◆ **Given problem**
Copy every line in the records below that contains the word "Gantt".

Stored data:

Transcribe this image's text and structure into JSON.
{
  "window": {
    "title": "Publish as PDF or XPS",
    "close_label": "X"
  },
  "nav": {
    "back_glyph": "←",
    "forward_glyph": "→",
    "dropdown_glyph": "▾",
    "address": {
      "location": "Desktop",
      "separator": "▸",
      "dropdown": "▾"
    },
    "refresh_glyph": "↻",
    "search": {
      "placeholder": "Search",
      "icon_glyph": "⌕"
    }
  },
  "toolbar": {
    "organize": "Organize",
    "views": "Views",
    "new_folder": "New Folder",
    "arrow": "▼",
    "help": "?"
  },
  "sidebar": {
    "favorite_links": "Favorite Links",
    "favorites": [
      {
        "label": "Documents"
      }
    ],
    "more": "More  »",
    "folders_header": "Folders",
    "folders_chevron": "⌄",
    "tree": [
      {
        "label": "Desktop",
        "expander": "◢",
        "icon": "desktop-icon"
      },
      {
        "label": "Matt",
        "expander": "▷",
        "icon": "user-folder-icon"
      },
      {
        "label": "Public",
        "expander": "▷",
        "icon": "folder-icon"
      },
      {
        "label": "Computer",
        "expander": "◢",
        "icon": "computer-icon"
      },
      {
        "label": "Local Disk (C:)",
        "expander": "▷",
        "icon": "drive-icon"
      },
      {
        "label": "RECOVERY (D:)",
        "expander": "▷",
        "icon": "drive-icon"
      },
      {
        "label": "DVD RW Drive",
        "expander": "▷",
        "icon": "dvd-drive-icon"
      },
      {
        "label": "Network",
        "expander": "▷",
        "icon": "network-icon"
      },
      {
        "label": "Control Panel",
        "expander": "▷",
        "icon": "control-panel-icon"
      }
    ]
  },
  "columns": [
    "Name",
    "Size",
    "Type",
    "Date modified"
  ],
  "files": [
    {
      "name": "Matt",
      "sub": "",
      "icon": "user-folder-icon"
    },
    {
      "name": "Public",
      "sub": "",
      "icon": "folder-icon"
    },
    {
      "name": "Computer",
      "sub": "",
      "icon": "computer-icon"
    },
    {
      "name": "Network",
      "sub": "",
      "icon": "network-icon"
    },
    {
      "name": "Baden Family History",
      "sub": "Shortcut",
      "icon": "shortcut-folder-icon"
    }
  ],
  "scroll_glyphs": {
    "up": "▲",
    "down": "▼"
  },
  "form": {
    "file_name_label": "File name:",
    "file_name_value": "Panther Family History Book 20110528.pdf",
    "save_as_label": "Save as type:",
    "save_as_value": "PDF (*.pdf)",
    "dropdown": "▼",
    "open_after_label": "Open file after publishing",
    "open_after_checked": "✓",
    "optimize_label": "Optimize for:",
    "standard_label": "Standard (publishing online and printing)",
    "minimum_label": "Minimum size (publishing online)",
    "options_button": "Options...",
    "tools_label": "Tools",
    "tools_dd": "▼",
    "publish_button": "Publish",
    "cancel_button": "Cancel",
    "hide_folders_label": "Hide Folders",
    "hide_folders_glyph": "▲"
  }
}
* * *
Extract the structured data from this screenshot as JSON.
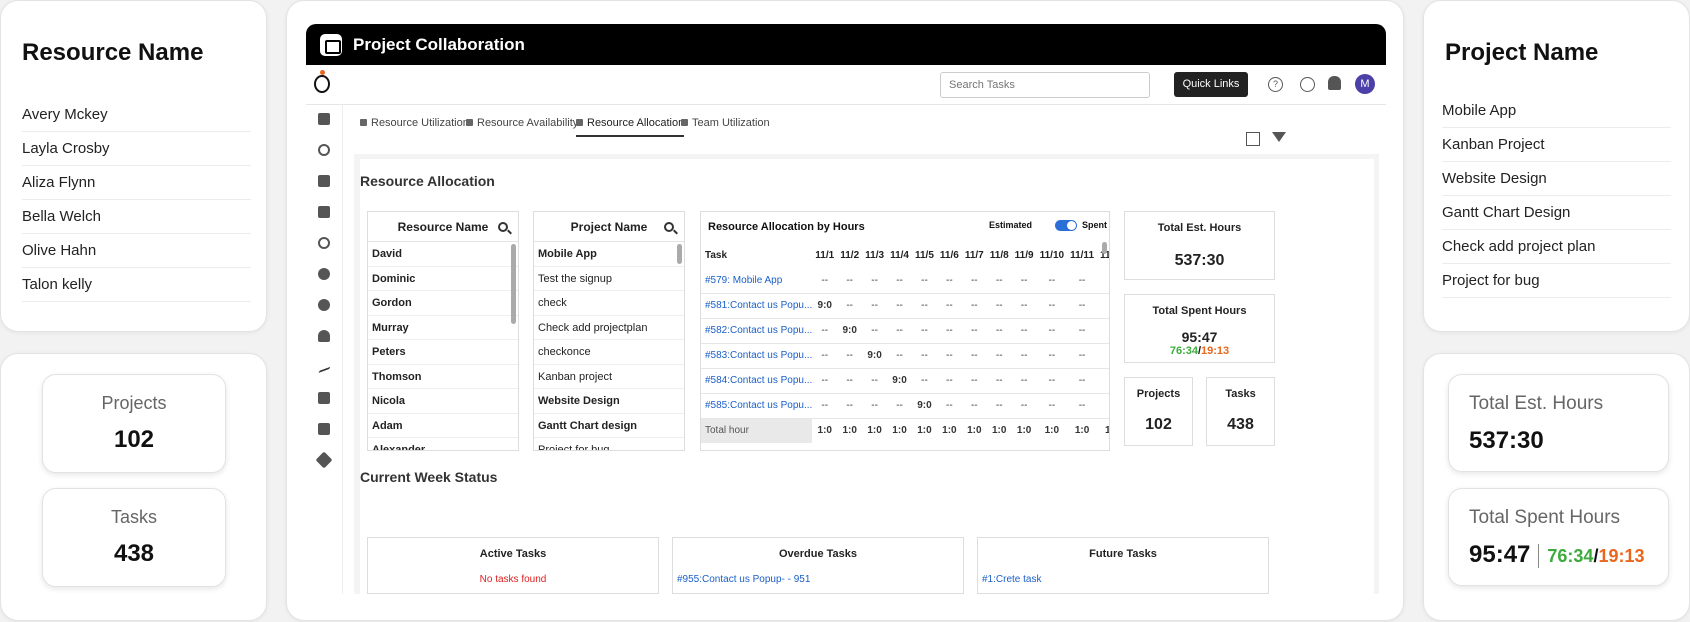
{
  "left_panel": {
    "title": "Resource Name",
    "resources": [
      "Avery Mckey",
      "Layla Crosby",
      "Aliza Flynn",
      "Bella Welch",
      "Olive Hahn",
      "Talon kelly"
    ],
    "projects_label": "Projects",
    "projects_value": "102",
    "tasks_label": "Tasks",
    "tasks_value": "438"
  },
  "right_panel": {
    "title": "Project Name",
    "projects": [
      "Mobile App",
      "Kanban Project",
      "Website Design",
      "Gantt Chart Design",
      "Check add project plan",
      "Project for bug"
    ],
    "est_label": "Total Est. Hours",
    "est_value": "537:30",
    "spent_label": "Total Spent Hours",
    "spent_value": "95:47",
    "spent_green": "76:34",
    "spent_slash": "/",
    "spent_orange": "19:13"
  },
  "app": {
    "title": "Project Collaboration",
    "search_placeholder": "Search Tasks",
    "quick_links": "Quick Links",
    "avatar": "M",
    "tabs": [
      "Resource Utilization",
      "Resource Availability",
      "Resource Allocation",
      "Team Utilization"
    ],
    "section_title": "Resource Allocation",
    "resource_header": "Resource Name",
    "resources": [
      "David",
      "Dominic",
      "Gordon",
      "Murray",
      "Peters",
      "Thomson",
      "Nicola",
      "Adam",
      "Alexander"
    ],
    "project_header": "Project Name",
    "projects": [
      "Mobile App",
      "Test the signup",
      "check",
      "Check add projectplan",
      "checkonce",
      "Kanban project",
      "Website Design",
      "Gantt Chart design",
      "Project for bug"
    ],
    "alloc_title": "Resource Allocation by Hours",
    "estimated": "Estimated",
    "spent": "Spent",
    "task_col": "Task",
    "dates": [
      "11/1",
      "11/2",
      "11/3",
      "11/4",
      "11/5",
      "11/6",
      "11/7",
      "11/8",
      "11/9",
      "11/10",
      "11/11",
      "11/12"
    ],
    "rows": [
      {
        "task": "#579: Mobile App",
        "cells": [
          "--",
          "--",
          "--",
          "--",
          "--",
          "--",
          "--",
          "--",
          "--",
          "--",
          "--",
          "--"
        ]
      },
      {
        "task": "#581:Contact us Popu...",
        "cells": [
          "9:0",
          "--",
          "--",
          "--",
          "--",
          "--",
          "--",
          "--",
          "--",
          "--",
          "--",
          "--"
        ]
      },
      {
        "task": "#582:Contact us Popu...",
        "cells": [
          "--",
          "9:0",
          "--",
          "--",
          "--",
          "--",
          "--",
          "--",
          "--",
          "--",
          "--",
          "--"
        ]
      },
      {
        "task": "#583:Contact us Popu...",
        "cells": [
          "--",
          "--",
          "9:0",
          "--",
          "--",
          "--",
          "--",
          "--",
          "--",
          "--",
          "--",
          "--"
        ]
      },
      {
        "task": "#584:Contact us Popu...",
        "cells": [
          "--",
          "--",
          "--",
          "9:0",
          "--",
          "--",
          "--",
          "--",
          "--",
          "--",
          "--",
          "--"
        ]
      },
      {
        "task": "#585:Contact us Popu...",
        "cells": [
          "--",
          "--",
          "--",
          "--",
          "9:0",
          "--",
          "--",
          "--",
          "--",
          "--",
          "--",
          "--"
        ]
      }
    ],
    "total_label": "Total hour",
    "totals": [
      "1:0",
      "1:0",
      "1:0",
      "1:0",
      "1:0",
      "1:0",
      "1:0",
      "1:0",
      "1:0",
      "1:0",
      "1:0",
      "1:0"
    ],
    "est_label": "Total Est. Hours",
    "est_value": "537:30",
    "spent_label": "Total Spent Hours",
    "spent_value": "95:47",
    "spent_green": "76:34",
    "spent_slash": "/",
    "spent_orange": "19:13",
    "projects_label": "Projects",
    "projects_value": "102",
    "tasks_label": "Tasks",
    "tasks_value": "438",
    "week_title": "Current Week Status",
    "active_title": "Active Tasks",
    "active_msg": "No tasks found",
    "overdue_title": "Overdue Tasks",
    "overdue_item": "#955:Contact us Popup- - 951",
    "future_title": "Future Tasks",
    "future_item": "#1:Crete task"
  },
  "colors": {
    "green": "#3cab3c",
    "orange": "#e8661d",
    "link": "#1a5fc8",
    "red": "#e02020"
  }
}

◆ **Final result**
      "Gantt Chart Design",
      "Gantt Chart design",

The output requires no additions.